__Exercise requirements__. Go line by line through the entries and show those that hold the string "Rated".

Figure record extracts:
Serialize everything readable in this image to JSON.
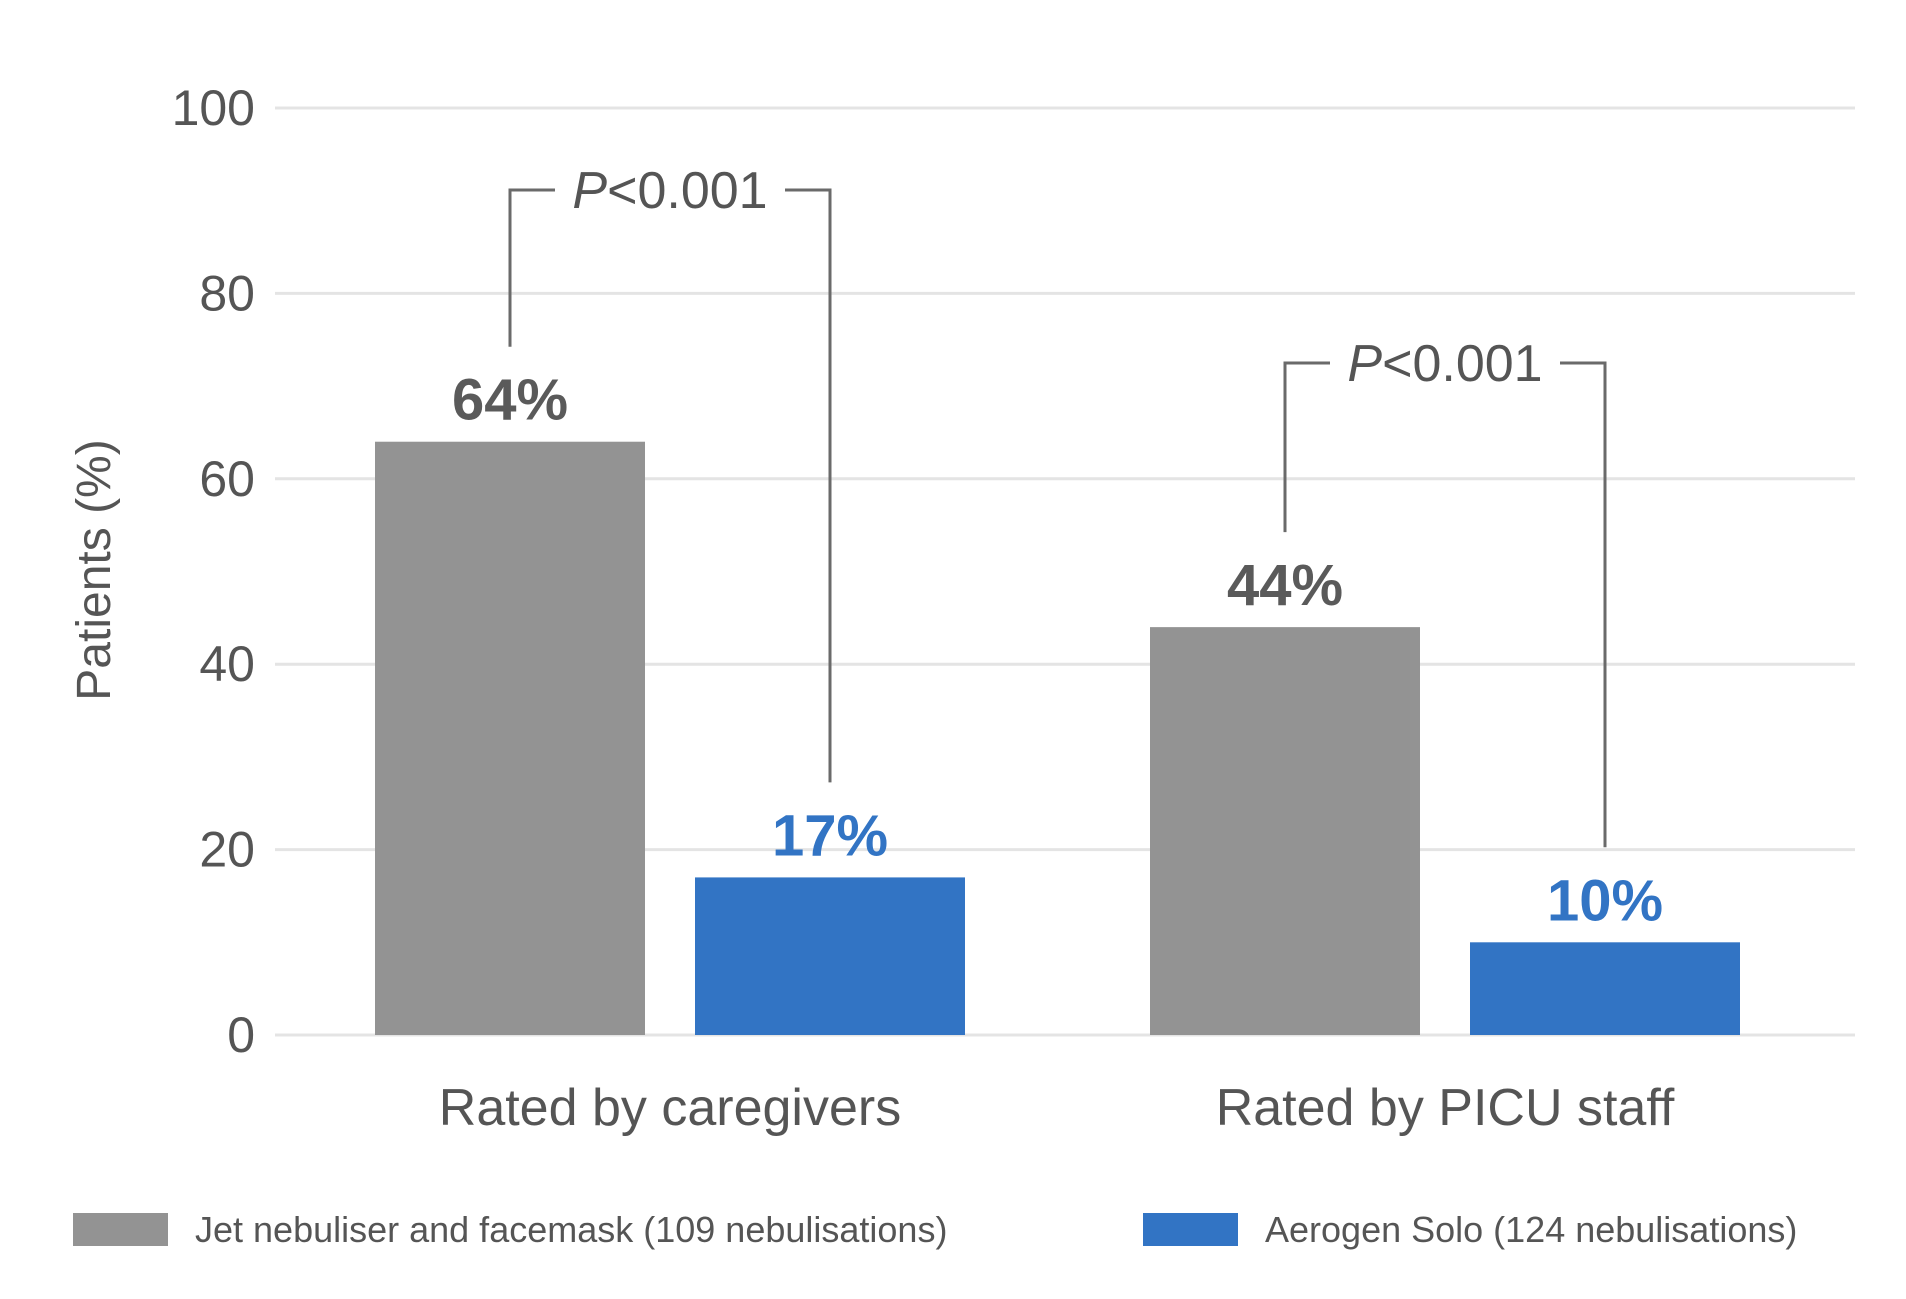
{
  "chart_data": {
    "type": "bar",
    "ylabel": "Patients (%)",
    "ylim": [
      0,
      100
    ],
    "yticks": [
      0,
      20,
      40,
      60,
      80,
      100
    ],
    "grid": true,
    "legend_position": "bottom",
    "categories": [
      "Rated by caregivers",
      "Rated by PICU staff"
    ],
    "series": [
      {
        "name": "Jet nebuliser and facemask (109 nebulisations)",
        "color": "#939393",
        "value_color": "#5a5a5a",
        "values": [
          64,
          44
        ],
        "labels": [
          "64%",
          "44%"
        ]
      },
      {
        "name": "Aerogen Solo (124 nebulisations)",
        "color": "#3274c4",
        "value_color": "#3274c4",
        "values": [
          17,
          10
        ],
        "labels": [
          "17%",
          "10%"
        ]
      }
    ],
    "annotations": [
      {
        "category": 0,
        "label_prefix": "P",
        "label_suffix": "<0.001"
      },
      {
        "category": 1,
        "label_prefix": "P",
        "label_suffix": "<0.001"
      }
    ]
  }
}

__Your response__.
      "Rated by caregivers",
      "Rated by PICU staff"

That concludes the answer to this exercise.